◆ TEXTO PROPUESTO ◆
┌──
Se me revuelven las tripas cada vez que escucho los discursos huecos y propagandísticos de los mediocres que dicen representarnos. Siento como un puñetazo en el estómago cuando compruebo que, en nombre de la sostenibilidad y de los designios de poderes salvajes, no dejan de recortarnos derechos y de convencernos de que el progreso en términos democráticos puede detenerse e incluso dar marcha atrás. Me provoca náuseas la tragedia que supone no solo sufrir un gobierno que no parece tener más rumbo que adelgazar al máximo el Estado Social sino también soportar al principal partido de la oposición perdido entre la falta de alternativas y las codicias que supura su ombligo.

Me ha cortado la digestión escuchar a Aznar amenazándonos con convertirse en nuestro salvador, como también lo hacen reiteradamente la chulería de Wert o las posiciones reaccionarias del ministro de Justicia que un día nos engañó con su máscara de centrado. De la misma forma que me ha dejado sin aliento asistir en Andalucía al espectáculo de comprobar cómo todos los partidos, habitualmente negados para la búsqueda de acuerdos que persigan el interés general, no han tenido reparos en unirse para cesar a Chamizo. Este cese se ha convertido en el símbolo más cruel y doloroso del penoso funcionamiento de unas instituciones controladas por las castas partidistas y el espejo más certero de las miserias de unos políticos y de unas políticas que continúan creyendo que somos imbéciles. Unos representantes que, vaya paradoja, han cesado al Defensor del Pueblo precisamente porque cumplía a la perfección la función que el sistema le encomendaba: controlar el poder, defender los derechos, denunciar los abusos y, en su caso, sacar los colores a unas administraciones cuando pisoteaban la dignidad de los más vulnerables. En justo reconocimiento al fiel cumplimiento de su labor, sobre la que creo pocos reparos pueden hacerse, Chamizo ha sido silenciado, al menos desde los púlpitos que controla una izquierda esquizofrénica. Porque estoy seguro que el que tanto nos defendió seguirá haciéndolo en otros espacios cívicos donde afortunadamente será mucho más complicado callarlo. Justo además cuando necesitamos muchos hombres y muchas mujeres que como él encabecen lo que ya solo puede tener la forma de revolución.
└──
◆ EJERCICIO 1 ◆
Responde según el texto:
(a) En el primer párrafo, ¿qué rumbo parece tener el gobierno?
(b) ¿Qué cargo ocupaba Chamizo?
(c) ¿En qué comunidad se unieron todos los partidos para cesarlo?
◆ EJERCICIO 2 ◆
¿Cómo se traduce al inglés esta oración del texto: "Porque estoy seguro que el que tanto nos defendió seguirá haciéndolo en otros espacios cívicos donde afortunadamente será mucho más complicado callarlo."?
◆ EJERCICIO 3 ◆
Copia tal cual el fragmento del texto que comienza con "Se me revuelven" y continúa hasta "supura su ombligo.".

◆ INFORMACIÓN DE ORIGEN ◆
┌──
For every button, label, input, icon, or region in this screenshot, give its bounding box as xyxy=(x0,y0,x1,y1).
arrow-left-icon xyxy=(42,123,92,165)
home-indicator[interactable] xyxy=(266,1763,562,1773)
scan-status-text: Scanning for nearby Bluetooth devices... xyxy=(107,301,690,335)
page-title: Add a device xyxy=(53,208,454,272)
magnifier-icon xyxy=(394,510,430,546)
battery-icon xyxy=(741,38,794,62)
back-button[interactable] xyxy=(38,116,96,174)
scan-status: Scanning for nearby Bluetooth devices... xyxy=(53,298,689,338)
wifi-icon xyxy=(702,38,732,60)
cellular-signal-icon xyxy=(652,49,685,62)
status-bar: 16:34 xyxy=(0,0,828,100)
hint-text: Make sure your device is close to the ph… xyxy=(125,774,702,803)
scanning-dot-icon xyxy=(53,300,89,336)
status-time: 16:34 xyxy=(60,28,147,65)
└──
◆ TU RESPUESTA 1 ◆
(a) Adelgazar al máximo el Estado Social.
(b) Defensor del Pueblo.
(c) Andalucía.

◆ TU RESPUESTA 2 ◆
Because I am sure that the one who defended us so much will keep doing so in other civic spaces where, fortunately, it will be much harder to silence him.

◆ TU RESPUESTA 3 ◆
Se me revuelven las tripas cada vez que escucho los discursos huecos y propagandísticos de los mediocres que dicen representarnos. Siento como un puñetazo en el estómago cuando compruebo que, en nombre de la sostenibilidad y de los designios de poderes salvajes, no dejan de recortarnos derechos y de convencernos de que el progreso en términos democráticos puede detenerse e incluso dar marcha atrás. Me provoca náuseas la tragedia que supone no solo sufrir un gobierno que no parece tener más rumbo que adelgazar al máximo el Estado Social sino también soportar al principal partido de la oposición perdido entre la falta de alternativas y las codicias que supura su ombligo.